Recast the rows as a numbered list, leaving out blank lines, starting at the first row and ending at the line that contains "The side beam 13 is at (483, 287).".

**Listed records**
>> begin

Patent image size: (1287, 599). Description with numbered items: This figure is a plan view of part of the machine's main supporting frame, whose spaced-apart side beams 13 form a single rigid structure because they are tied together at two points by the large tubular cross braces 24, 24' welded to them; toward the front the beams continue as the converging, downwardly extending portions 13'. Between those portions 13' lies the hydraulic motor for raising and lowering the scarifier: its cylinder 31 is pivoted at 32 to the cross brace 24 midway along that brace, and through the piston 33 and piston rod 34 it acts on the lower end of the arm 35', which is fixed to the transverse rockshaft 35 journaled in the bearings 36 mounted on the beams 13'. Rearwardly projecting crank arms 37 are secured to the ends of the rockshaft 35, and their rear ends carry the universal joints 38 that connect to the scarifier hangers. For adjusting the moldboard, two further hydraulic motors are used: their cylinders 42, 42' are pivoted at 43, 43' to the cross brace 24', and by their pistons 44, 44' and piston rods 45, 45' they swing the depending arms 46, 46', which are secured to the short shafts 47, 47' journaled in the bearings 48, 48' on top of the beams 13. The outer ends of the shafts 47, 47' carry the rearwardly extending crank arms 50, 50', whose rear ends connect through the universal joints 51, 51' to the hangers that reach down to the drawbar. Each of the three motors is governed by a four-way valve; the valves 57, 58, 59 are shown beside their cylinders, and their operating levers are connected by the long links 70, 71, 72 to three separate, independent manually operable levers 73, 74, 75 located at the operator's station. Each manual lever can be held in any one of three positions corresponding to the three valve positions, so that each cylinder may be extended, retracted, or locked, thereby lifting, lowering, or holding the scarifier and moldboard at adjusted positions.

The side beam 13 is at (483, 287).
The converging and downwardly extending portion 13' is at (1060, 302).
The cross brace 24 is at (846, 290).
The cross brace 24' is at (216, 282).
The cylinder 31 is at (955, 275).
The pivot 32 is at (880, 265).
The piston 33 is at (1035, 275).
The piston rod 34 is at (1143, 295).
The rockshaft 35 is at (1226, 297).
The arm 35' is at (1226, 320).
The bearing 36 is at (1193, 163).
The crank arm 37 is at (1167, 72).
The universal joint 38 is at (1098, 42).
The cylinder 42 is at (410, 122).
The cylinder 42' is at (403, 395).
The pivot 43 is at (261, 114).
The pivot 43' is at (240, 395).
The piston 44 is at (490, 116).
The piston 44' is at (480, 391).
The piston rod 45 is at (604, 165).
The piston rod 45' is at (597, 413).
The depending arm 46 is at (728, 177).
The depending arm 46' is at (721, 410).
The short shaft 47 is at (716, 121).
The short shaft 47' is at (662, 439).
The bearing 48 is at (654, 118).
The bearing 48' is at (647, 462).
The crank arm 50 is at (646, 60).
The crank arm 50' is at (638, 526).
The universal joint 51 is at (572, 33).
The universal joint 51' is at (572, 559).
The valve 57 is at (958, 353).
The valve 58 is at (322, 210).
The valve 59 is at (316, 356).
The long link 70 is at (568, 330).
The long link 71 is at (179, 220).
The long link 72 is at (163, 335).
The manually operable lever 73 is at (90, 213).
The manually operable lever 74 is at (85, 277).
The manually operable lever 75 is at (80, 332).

>> end

**Output for this task**
1. Patent image size: (1287, 599). Description with numbered items: This figure is a plan view of part of the machine's main supporting frame, whose spaced-apart side beams 13 form a single rigid structure because they are tied together at two points by the large tubular cross braces 24, 24' welded to them; toward the front the beams continue as the converging, downwardly extending portions 13'. Between those portions 13' lies the hydraulic motor for raising and lowering the scarifier: its cylinder 31 is pivoted at 32 to the cross brace 24 midway along that brace, and through the piston 33 and piston rod 34 it acts on the lower end of the arm 35', which is fixed to the transverse rockshaft 35 journaled in the bearings 36 mounted on the beams 13'. Rearwardly projecting crank arms 37 are secured to the ends of the rockshaft 35, and their rear ends carry the universal joints 38 that connect to the scarifier hangers. For adjusting the moldboard, two further hydraulic motors are used: their cylinders 42, 42' are pivoted at 43, 43' to the cross brace 24', and by their pistons 44, 44' and piston rods 45, 45' they swing the depending arms 46, 46', which are secured to the short shafts 47, 47' journaled in the bearings 48, 48' on top of the beams 13. The outer ends of the shafts 47, 47' carry the rearwardly extending crank arms 50, 50', whose rear ends connect through the universal joints 51, 51' to the hangers that reach down to the drawbar. Each of the three motors is governed by a four-way valve; the valves 57, 58, 59 are shown beside their cylinders, and their operating levers are connected by the long links 70, 71, 72 to three separate, independent manually operable levers 73, 74, 75 located at the operator's station. Each manual lever can be held in any one of three positions corresponding to the three valve positions, so that each cylinder may be extended, retracted, or locked, thereby lifting, lowering, or holding the scarifier and moldboard at adjusted positions.
2. The side beam 13 is at (483, 287).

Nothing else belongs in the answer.